> [Supplied records]
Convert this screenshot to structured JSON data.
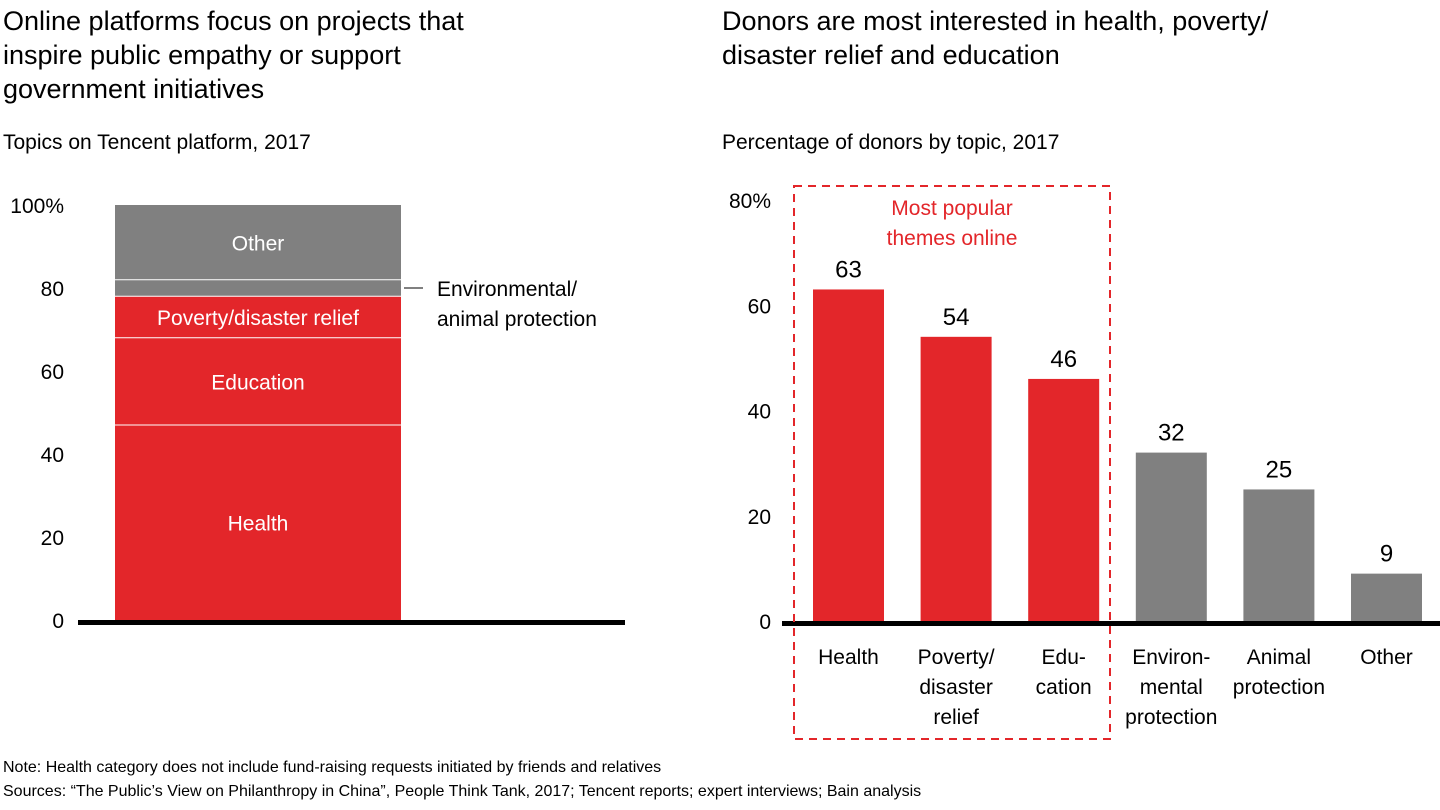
{
  "left": {
    "title": [
      "Online platforms focus on projects that",
      "inspire public empathy or support",
      "government initiatives"
    ],
    "subtitle": "Topics on Tencent platform, 2017"
  },
  "right": {
    "title": [
      "Donors are most interested in health, poverty/",
      "disaster relief and education"
    ],
    "subtitle": "Percentage of donors by topic, 2017"
  },
  "colors": {
    "red": "#e3262a",
    "gray": "#808080",
    "axis": "#000000",
    "label_on_bar": "#ffffff"
  },
  "chart_data": [
    {
      "type": "bar",
      "stacked": true,
      "title": "Online platforms focus on projects that inspire public empathy or support government initiatives",
      "subtitle": "Topics on Tencent platform, 2017",
      "categories": [
        "Tencent platform topics"
      ],
      "ylim": [
        0,
        100
      ],
      "yticks": [
        0,
        20,
        40,
        60,
        80,
        100
      ],
      "ytick_labels": [
        "0",
        "20",
        "40",
        "60",
        "80",
        "100%"
      ],
      "grid": false,
      "series": [
        {
          "name": "Health",
          "label": "Health",
          "value": 47,
          "color": "#e3262a"
        },
        {
          "name": "Education",
          "label": "Education",
          "value": 21,
          "color": "#e3262a"
        },
        {
          "name": "Poverty/disaster relief",
          "label": "Poverty/disaster relief",
          "value": 10,
          "color": "#e3262a"
        },
        {
          "name": "Environmental/animal protection",
          "label": "",
          "value": 4,
          "color": "#808080",
          "callout": [
            "Environmental/",
            "animal protection"
          ]
        },
        {
          "name": "Other",
          "label": "Other",
          "value": 18,
          "color": "#808080"
        }
      ]
    },
    {
      "type": "bar",
      "title": "Donors are most interested in health, poverty/disaster relief and education",
      "subtitle": "Percentage of donors by topic, 2017",
      "categories": [
        "Health",
        "Poverty/disaster relief",
        "Education",
        "Environmental protection",
        "Animal protection",
        "Other"
      ],
      "category_label_lines": [
        [
          "Health"
        ],
        [
          "Poverty/",
          "disaster",
          "relief"
        ],
        [
          "Edu-",
          "cation"
        ],
        [
          "Environ-",
          "mental",
          "protection"
        ],
        [
          "Animal",
          "protection"
        ],
        [
          "Other"
        ]
      ],
      "values": [
        63,
        54,
        46,
        32,
        25,
        9
      ],
      "colors": [
        "#e3262a",
        "#e3262a",
        "#e3262a",
        "#808080",
        "#808080",
        "#808080"
      ],
      "ylim": [
        0,
        80
      ],
      "yticks": [
        0,
        20,
        40,
        60,
        80
      ],
      "ytick_labels": [
        "0",
        "20",
        "40",
        "60",
        "80%"
      ],
      "grid": false,
      "annotation": {
        "text": [
          "Most popular",
          "themes online"
        ],
        "highlight_categories": [
          "Health",
          "Poverty/disaster relief",
          "Education"
        ],
        "style": "dashed-red-box",
        "color": "#e3262a"
      }
    }
  ],
  "footer": {
    "note": "Note: Health category does not include fund-raising requests initiated by friends and relatives",
    "sources": "Sources: “The Public’s View on Philanthropy in China”, People Think Tank, 2017; Tencent reports; expert interviews; Bain analysis"
  }
}
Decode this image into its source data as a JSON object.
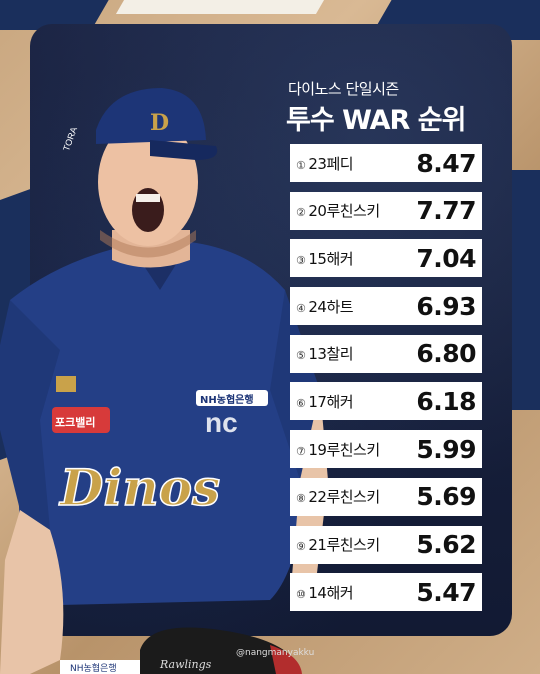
{
  "header": {
    "subtitle": "다이노스 단일시즌",
    "title": "투수 WAR 순위"
  },
  "ranking": [
    {
      "rank": "①",
      "name": "23페디",
      "war": "8.47"
    },
    {
      "rank": "②",
      "name": "20루친스키",
      "war": "7.77"
    },
    {
      "rank": "③",
      "name": "15해커",
      "war": "7.04"
    },
    {
      "rank": "④",
      "name": "24하트",
      "war": "6.93"
    },
    {
      "rank": "⑤",
      "name": "13찰리",
      "war": "6.80"
    },
    {
      "rank": "⑥",
      "name": "17해커",
      "war": "6.18"
    },
    {
      "rank": "⑦",
      "name": "19루친스키",
      "war": "5.99"
    },
    {
      "rank": "⑧",
      "name": "22루친스키",
      "war": "5.69"
    },
    {
      "rank": "⑨",
      "name": "21루친스키",
      "war": "5.62"
    },
    {
      "rank": "⑩",
      "name": "14해커",
      "war": "5.47"
    }
  ],
  "photo": {
    "jersey_text": "Dinos",
    "cap_logo": "D",
    "sleeve_logo": "nc",
    "sponsor": "NH농협은행",
    "patch": "포크밸리",
    "glove_brand": "Rawlings",
    "cap_side_text": "TORA"
  },
  "credit": "@nangmanyakku",
  "colors": {
    "navy": "#1a2f5c",
    "card": "#121a33",
    "gold": "#c9a24a",
    "row_bg": "#ffffff"
  }
}
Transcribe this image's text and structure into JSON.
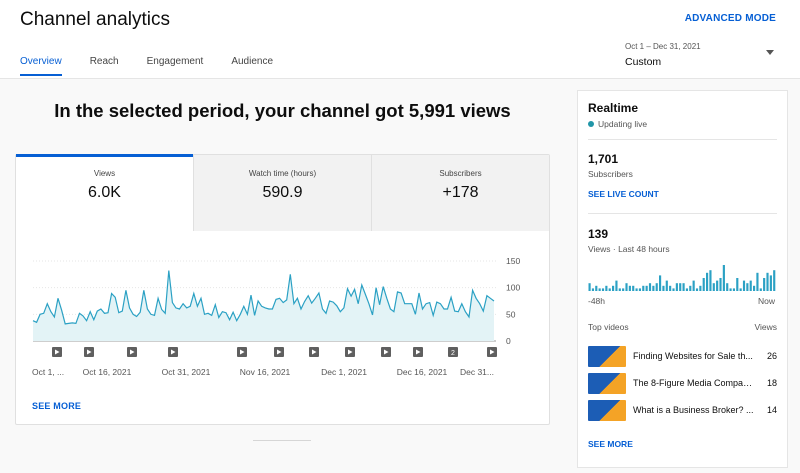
{
  "header": {
    "title": "Channel analytics",
    "advanced_mode": "ADVANCED MODE",
    "tabs": [
      {
        "label": "Overview",
        "active": true
      },
      {
        "label": "Reach",
        "active": false
      },
      {
        "label": "Engagement",
        "active": false
      },
      {
        "label": "Audience",
        "active": false
      }
    ],
    "date_range": {
      "sub": "Oct 1 – Dec 31, 2021",
      "value": "Custom"
    }
  },
  "main": {
    "headline": "In the selected period, your channel got 5,991 views",
    "metrics": [
      {
        "label": "Views",
        "value": "6.0K",
        "active": true
      },
      {
        "label": "Watch time (hours)",
        "value": "590.9",
        "active": false
      },
      {
        "label": "Subscribers",
        "value": "+178",
        "active": false
      }
    ],
    "see_more": "SEE MORE"
  },
  "chart_data": {
    "type": "area",
    "title": "",
    "xlabel": "",
    "ylabel": "",
    "ylim": [
      0,
      150
    ],
    "yticks": [
      0,
      50,
      100,
      150
    ],
    "xticks": [
      "Oct 1, ...",
      "Oct 16, 2021",
      "Oct 31, 2021",
      "Nov 16, 2021",
      "Dec 1, 2021",
      "Dec 16, 2021",
      "Dec 31..."
    ],
    "x_start": "2021-10-01",
    "x_end": "2021-12-31",
    "series": [
      {
        "values": [
          38,
          35,
          50,
          52,
          70,
          55,
          45,
          80,
          58,
          32,
          33,
          34,
          33,
          52,
          47,
          38,
          55,
          40,
          56,
          60,
          52,
          53,
          89,
          82,
          53,
          56,
          95,
          62,
          50,
          46,
          54,
          95,
          60,
          50,
          48,
          80,
          59,
          52,
          132,
          72,
          62,
          60,
          70,
          62,
          65,
          89,
          65,
          80,
          50,
          52,
          48,
          68,
          44,
          55,
          53,
          40,
          54,
          38,
          50,
          65,
          50,
          86,
          48,
          75,
          65,
          62,
          60,
          60,
          78,
          80,
          72,
          77,
          125,
          70,
          80,
          60,
          74,
          85,
          71,
          80,
          90,
          60,
          52,
          75,
          73,
          66,
          55,
          62,
          98,
          84,
          97,
          70,
          105,
          88,
          70,
          49,
          100,
          68,
          102,
          80,
          60,
          55,
          92,
          90,
          70,
          70,
          70,
          50,
          90,
          60,
          70,
          72,
          48,
          73,
          70,
          60,
          60,
          82,
          56,
          55,
          70,
          55,
          45,
          95,
          80,
          70,
          56,
          85,
          80,
          75
        ]
      }
    ],
    "colors": {
      "line": "#2ba1c4",
      "fill": "#e3f3f6",
      "video_marker": "#5f5f5f",
      "accent": "#065fd4"
    },
    "video_markers": [
      {
        "label": "",
        "index": 0
      },
      {
        "label": "",
        "index": 1
      },
      {
        "label": "",
        "index": 2
      },
      {
        "label": "",
        "index": 3
      },
      {
        "label": "",
        "index": 4
      },
      {
        "label": "",
        "index": 5
      },
      {
        "label": "",
        "index": 6
      },
      {
        "label": "",
        "index": 7
      },
      {
        "label": "",
        "index": 8
      },
      {
        "label": "",
        "index": 9
      },
      {
        "label": "2",
        "index": 10
      },
      {
        "label": "",
        "index": 11
      }
    ]
  },
  "realtime": {
    "title": "Realtime",
    "status": "Updating live",
    "subscribers": {
      "value": "1,701",
      "label": "Subscribers"
    },
    "see_live": "SEE LIVE COUNT",
    "views48": {
      "value": "139",
      "label": "Views · Last 48 hours"
    },
    "axis_left": "-48h",
    "axis_right": "Now",
    "hourly_bars": [
      3,
      1,
      2,
      1,
      1,
      2,
      1,
      2,
      4,
      1,
      1,
      3,
      2,
      2,
      1,
      1,
      2,
      2,
      3,
      2,
      3,
      6,
      2,
      4,
      2,
      1,
      3,
      3,
      3,
      1,
      2,
      4,
      1,
      2,
      5,
      7,
      8,
      3,
      4,
      5,
      10,
      3,
      1,
      1,
      5,
      1,
      4,
      3,
      4,
      2,
      7,
      1,
      5,
      7,
      6,
      8
    ],
    "top_videos_label": "Top videos",
    "views_label": "Views",
    "top_videos": [
      {
        "title": "Finding Websites for Sale th...",
        "views": "26"
      },
      {
        "title": "The 8-Figure Media Compan...",
        "views": "18"
      },
      {
        "title": "What is a Business Broker? ...",
        "views": "14"
      }
    ],
    "see_more": "SEE MORE"
  }
}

> [Problem to solve]
Select, from the listing, all lines that include the word "support".

> [Solution to the exercise]
      "inspire public empathy or support",
      "title": "Online platforms focus on projects that inspire public empathy or support government initiatives",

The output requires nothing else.